AUFTRAG 1: Übersetzen Sie den Satz „Die Vereinten Nationen haben die anhaltende Gewalt in der Ostukraine scharf verurteilt.“ aus dem Auszug über die Gewalt in der Ostukraine ins Englische.
AUFTRAG 2: Wie viele Todesopfer wurden laut dem Auszug über die Gewalt in der Ostukraine seit der Vereinbarung des Waffenstillstands registriert?
AUFTRAG 3: Nennen Sie in der Reihenfolge ihres Auftretens alle Zahlen, die im Auszug über die Gewalt in der Ostukraine in Ziffern geschrieben sind. Führen Sie jede Zahl nur einmal auf.

AUSGEWÄHLTER AUSZUG:
Beinahe 1000 Menschen wurden in der Ostukraine getötet, seit Anfang September offiziell ein Waffenstillstand vereinbart wurde. Ab diesem Zeitpunkt seien 957 Todesopfer registriert worden, teilte der UN-Hochkommissar für Menschrenrechte, Seid Ra'ad al-Hussein, in Genf mit. Das sind im Schnitt 13 Tote pro Tag. Die Zahl der Flüchtlinge sei in den vergangenen beiden Monaten von rund 275.000 auf knapp 467.000 gestiegen.

Ein Konvoi von Beobachtern der Organisation für Sicherheit und Zusammenarbeit in Europa (OSZE), die den formellen Waffenstillstand überwacht, ist derweil von Unbekannten beschossen worden. Die OSZE-Mitarbeiter blieben nach eigenen Angaben unverletzt. Der Konvoi habe das Gebiet westlich der Rebellenhochburg Donezk daraufhin sofort verlassen. Die OSZE gab an, es sei das erste Mal seit Beginn der Mission gewesen, dass gezielt auf Beobachter geschossen worden sei.

Fast 10.000 Verletzte

Die Vereinten Nationen haben die anhaltende Gewalt in der Ostukraine scharf verurteilt. Insgesamt fielen den Kämpfen, die Mitte April begannen, mehr als 4.300 Menschen zum Opfer. Darin sind auch die 298 Toten eingerechnet, die beim Abschuss eines Passagierflugzeugs im Juli getötet wurden. Knapp 10.000 Menschen wurden verletzt. Die Zahl der Vermissten geht in die Tausende.

DATENAUSZÜGE:
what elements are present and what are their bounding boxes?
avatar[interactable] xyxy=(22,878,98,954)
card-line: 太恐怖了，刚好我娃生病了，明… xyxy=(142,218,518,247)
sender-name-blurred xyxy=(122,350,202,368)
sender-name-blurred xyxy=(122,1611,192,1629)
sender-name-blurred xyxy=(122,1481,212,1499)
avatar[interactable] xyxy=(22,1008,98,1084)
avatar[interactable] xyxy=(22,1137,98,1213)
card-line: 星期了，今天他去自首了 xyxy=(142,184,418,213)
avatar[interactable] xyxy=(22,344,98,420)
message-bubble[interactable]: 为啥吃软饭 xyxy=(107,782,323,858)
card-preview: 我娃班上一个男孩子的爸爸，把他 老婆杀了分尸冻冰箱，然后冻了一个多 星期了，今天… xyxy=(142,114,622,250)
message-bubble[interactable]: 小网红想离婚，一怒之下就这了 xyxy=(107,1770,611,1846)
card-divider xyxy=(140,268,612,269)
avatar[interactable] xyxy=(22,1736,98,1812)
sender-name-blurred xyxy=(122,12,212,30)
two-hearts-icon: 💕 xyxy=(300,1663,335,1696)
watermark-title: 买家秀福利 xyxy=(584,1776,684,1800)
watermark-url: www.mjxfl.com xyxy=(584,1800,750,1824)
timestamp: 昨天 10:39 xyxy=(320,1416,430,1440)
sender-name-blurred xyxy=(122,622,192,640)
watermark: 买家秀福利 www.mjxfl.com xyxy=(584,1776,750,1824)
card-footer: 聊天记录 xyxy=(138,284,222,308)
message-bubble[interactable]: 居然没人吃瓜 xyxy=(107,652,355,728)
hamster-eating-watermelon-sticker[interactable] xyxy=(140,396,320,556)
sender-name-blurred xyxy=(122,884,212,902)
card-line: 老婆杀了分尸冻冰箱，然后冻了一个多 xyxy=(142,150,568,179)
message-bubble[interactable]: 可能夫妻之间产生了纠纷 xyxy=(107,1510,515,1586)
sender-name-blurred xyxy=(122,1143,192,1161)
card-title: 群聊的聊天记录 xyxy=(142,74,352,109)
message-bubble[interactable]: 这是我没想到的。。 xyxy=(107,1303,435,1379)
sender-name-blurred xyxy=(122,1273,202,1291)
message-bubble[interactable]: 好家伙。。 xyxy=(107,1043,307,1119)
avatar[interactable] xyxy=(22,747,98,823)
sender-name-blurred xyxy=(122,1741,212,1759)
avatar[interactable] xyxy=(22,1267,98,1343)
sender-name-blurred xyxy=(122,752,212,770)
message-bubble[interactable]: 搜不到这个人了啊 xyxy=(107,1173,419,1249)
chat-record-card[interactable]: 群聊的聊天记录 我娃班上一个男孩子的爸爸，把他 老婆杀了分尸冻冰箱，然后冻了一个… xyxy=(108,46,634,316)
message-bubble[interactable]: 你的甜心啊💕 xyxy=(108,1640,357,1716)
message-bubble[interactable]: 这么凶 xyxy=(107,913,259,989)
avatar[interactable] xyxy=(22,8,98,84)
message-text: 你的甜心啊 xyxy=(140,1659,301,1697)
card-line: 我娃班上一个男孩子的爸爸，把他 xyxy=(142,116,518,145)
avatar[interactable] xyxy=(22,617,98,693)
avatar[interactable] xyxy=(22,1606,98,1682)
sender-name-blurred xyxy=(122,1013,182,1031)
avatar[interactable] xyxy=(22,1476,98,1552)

ENDGÜLTIGE ANTWORT 1: The United Nations has sharply condemned the ongoing violence in eastern Ukraine.

ENDGÜLTIGE ANTWORT 2: 957 Todesopfer.

ENDGÜLTIGE ANTWORT 3: 1000, 957, 13, 275.000, 467.000, 10.000, 4.300, 298